The exercise:
Copy out each line of the material in which the word "medeltal" appears.

The records:

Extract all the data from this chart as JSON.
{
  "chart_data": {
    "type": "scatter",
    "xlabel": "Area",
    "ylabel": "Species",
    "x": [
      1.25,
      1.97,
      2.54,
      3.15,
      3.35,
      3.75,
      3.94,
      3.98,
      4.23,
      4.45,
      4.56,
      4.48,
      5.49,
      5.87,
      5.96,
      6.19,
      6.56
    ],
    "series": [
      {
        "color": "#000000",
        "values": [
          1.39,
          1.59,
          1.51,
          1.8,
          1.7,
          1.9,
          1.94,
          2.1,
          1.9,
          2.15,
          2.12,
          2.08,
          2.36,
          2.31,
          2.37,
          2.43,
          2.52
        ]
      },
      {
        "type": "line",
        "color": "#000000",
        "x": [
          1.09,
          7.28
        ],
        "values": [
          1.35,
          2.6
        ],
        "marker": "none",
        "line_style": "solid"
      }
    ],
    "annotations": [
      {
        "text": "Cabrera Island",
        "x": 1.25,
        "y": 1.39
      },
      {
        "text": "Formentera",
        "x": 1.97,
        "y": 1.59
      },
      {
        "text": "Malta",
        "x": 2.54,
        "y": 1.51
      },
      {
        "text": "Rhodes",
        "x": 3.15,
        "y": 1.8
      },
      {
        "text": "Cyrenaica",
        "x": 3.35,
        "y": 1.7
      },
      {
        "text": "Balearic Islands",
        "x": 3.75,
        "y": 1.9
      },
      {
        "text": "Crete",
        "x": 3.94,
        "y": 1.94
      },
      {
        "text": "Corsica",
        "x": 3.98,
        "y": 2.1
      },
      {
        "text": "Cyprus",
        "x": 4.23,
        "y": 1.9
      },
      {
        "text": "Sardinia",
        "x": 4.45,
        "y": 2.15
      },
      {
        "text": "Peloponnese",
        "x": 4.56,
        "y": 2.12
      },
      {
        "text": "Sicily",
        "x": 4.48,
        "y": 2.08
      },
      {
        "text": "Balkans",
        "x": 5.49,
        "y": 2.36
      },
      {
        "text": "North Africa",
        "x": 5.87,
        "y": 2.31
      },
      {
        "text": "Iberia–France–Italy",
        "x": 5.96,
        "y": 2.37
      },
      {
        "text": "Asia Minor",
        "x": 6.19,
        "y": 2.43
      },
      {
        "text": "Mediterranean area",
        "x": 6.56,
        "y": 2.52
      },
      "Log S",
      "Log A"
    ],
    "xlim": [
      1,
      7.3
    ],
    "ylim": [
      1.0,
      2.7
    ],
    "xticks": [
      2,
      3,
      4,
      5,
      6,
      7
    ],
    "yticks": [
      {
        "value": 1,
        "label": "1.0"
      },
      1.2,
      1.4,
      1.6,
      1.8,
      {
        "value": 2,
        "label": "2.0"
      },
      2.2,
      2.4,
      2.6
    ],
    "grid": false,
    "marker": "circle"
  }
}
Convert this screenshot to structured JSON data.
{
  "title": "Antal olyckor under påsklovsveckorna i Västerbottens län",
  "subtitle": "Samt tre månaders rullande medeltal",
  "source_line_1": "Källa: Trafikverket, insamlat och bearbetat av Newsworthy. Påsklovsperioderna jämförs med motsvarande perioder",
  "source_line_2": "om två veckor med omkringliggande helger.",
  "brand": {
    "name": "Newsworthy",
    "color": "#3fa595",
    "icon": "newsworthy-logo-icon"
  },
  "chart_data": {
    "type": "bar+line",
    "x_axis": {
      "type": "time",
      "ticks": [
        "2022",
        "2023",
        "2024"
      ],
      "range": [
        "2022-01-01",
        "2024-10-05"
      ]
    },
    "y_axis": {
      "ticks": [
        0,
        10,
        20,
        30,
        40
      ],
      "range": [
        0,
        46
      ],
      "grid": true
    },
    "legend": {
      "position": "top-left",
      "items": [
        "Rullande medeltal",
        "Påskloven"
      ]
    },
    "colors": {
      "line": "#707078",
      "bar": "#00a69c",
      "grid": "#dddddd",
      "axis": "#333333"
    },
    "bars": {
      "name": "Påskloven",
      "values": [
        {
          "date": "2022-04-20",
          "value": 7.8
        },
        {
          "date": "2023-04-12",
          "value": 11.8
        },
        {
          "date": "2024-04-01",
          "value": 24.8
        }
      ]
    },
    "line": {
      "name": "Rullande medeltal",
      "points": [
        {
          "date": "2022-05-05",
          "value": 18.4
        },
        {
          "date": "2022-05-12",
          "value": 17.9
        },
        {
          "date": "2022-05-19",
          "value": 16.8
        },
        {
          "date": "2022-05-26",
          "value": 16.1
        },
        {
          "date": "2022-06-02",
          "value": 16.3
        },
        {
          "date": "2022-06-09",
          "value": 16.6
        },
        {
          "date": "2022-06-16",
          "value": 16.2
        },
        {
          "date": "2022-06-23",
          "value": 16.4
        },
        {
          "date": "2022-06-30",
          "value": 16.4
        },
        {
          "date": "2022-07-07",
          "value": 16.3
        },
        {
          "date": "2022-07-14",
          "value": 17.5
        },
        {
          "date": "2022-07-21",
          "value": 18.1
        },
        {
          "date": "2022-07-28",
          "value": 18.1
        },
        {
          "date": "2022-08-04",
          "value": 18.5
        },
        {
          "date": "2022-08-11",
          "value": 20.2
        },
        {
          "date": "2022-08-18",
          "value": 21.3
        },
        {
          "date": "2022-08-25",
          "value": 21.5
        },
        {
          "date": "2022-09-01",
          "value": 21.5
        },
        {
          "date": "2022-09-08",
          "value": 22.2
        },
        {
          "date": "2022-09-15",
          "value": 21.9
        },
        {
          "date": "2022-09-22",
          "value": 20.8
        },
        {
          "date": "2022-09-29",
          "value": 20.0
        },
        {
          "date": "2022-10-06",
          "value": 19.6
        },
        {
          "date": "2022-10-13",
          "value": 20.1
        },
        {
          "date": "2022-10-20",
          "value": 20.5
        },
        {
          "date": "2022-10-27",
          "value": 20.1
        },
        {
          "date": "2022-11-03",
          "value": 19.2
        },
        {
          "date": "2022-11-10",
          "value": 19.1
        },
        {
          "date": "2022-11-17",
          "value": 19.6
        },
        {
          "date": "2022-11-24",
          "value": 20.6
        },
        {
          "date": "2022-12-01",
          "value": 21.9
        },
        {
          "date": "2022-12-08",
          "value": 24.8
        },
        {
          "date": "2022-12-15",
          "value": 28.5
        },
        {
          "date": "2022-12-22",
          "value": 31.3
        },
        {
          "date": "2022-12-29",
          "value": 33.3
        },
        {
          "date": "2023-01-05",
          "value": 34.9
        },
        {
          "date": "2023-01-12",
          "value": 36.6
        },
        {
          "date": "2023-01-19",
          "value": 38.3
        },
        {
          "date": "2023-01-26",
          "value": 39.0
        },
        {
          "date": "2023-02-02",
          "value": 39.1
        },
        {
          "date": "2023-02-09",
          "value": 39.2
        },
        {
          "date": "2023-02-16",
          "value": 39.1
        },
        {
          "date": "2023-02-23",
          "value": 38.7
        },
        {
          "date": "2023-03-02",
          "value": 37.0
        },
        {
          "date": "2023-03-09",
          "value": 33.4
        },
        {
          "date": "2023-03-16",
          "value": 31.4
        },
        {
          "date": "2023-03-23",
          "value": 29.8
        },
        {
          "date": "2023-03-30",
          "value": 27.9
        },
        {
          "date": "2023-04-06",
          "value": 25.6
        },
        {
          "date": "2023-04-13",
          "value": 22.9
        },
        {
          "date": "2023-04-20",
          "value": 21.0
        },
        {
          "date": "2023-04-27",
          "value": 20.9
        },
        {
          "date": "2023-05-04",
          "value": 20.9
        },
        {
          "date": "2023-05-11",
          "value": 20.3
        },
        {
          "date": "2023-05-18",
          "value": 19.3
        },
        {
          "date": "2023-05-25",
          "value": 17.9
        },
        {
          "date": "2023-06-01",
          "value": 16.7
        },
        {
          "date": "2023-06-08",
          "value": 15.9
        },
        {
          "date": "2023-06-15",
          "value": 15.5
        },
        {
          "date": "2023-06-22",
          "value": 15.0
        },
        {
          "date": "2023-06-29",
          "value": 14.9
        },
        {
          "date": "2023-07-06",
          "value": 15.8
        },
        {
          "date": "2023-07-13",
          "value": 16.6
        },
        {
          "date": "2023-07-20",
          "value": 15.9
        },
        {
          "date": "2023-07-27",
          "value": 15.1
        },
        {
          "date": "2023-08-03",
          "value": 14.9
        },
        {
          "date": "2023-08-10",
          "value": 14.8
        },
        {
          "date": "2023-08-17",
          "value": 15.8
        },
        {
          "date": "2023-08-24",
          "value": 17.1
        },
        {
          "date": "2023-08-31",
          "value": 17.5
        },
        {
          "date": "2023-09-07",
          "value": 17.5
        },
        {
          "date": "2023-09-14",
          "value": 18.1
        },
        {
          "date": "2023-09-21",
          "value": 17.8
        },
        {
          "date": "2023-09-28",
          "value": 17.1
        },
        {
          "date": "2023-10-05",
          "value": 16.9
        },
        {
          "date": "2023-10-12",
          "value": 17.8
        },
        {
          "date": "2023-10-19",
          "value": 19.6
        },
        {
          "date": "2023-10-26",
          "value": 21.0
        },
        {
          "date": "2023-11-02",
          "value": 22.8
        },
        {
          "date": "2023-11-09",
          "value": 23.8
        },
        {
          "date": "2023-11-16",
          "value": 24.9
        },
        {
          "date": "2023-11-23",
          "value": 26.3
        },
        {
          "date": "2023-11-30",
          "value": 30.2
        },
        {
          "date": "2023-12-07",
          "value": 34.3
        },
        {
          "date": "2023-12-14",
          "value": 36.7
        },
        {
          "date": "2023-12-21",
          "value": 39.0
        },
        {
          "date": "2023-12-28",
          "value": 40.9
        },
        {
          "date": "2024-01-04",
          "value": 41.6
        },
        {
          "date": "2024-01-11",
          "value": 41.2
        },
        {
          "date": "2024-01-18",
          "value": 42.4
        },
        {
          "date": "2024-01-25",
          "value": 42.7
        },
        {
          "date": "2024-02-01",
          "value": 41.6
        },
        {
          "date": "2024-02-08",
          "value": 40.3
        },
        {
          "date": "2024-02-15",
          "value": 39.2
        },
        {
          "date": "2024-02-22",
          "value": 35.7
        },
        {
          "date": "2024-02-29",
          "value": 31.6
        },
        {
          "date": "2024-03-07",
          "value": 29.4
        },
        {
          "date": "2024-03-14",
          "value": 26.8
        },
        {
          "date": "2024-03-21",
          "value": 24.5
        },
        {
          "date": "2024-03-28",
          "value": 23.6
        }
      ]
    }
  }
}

Written response:
  "subtitle": "Samt tre månaders rullande medeltal",
        "Rullande medeltal",
      "name": "Rullande medeltal",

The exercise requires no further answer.